Goal:
Tally the lines that include "epochs". Output the number only.

Records for the task:
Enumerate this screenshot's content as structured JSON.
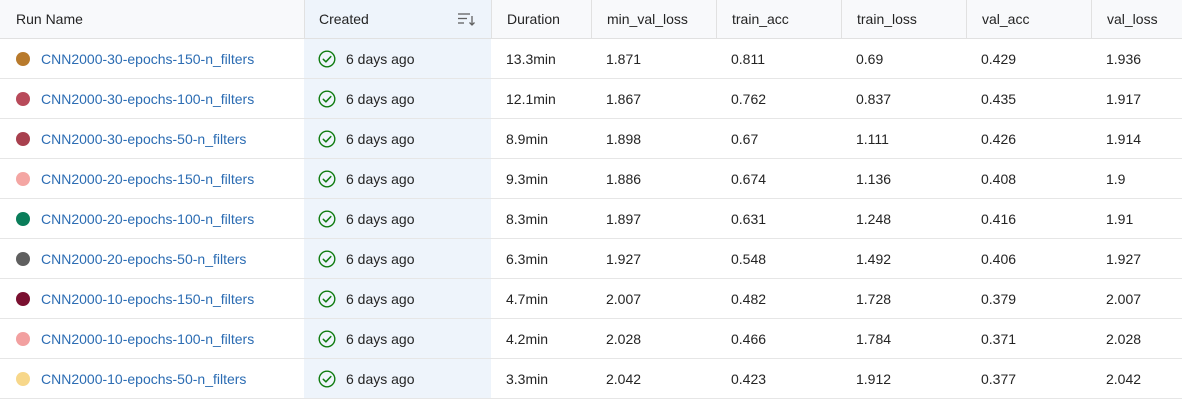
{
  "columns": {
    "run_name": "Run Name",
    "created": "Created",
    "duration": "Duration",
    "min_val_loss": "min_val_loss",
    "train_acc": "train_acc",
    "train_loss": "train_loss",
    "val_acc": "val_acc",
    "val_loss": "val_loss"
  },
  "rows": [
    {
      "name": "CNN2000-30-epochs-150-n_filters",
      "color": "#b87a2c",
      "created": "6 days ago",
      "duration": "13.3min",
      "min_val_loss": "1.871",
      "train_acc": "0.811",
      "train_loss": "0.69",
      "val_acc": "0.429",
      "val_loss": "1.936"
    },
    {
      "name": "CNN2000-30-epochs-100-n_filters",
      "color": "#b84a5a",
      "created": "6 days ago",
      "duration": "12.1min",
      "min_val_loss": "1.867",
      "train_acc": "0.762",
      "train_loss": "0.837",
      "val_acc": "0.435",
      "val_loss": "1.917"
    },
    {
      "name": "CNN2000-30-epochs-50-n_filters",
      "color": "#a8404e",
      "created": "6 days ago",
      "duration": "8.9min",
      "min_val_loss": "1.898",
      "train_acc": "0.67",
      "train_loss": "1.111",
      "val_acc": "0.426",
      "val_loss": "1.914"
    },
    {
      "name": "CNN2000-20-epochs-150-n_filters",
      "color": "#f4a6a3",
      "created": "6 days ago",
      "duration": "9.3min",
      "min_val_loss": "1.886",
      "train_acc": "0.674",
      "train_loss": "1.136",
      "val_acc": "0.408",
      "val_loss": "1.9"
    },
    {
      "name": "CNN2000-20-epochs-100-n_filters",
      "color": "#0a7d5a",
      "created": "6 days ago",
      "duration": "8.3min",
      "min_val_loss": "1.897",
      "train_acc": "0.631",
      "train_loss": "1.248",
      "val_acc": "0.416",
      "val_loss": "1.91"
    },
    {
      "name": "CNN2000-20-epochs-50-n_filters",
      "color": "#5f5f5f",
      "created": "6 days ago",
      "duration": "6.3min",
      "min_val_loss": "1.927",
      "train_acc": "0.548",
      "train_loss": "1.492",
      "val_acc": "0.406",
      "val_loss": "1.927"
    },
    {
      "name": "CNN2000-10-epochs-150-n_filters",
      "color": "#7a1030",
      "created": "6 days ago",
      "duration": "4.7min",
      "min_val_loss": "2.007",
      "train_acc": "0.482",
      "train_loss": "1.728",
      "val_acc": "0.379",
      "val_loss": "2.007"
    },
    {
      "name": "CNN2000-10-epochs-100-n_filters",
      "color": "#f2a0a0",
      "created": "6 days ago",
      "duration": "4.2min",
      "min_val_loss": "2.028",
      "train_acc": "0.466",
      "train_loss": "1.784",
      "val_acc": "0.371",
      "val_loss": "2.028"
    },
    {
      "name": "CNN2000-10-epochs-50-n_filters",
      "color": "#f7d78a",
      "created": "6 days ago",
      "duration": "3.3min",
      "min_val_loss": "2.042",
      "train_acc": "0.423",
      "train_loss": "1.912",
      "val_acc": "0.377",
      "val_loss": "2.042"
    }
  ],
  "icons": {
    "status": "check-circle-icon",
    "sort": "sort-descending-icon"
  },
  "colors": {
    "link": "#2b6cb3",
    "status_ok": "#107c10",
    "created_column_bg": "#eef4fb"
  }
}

...

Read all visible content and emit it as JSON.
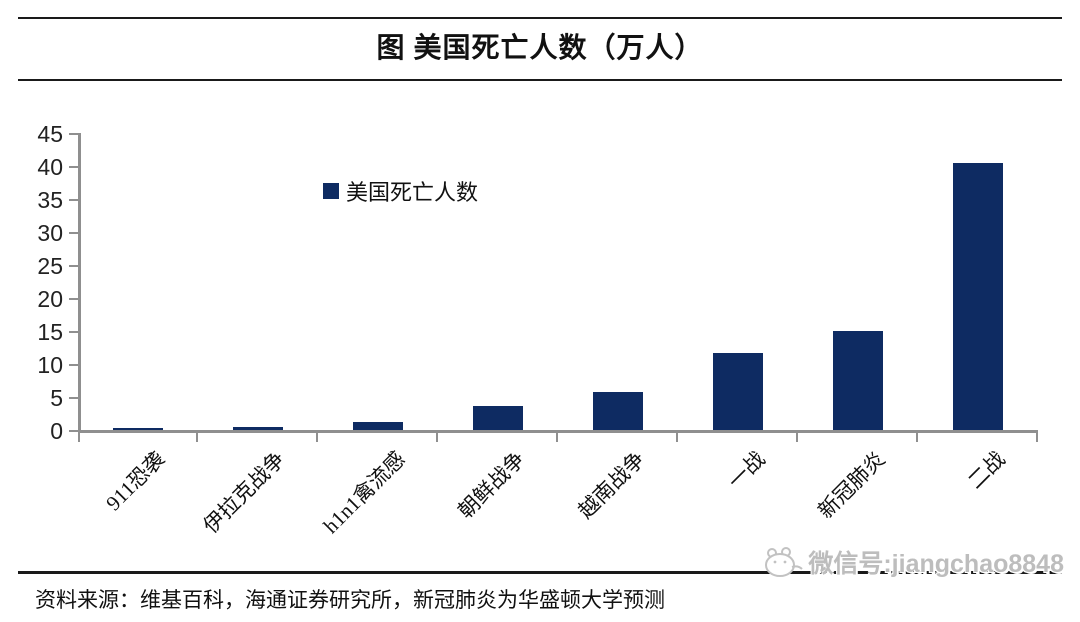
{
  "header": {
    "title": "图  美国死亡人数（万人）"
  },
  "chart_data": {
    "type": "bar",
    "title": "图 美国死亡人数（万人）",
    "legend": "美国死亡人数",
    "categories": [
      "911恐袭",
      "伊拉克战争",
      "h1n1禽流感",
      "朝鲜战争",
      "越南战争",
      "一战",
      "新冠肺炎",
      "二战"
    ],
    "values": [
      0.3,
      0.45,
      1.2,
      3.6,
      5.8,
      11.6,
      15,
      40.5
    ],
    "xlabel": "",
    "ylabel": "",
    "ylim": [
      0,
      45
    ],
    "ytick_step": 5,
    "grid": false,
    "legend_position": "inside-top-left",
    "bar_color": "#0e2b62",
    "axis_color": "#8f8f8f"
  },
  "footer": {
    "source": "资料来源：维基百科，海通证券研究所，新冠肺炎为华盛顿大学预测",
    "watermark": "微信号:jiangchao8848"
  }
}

Exercise output:
9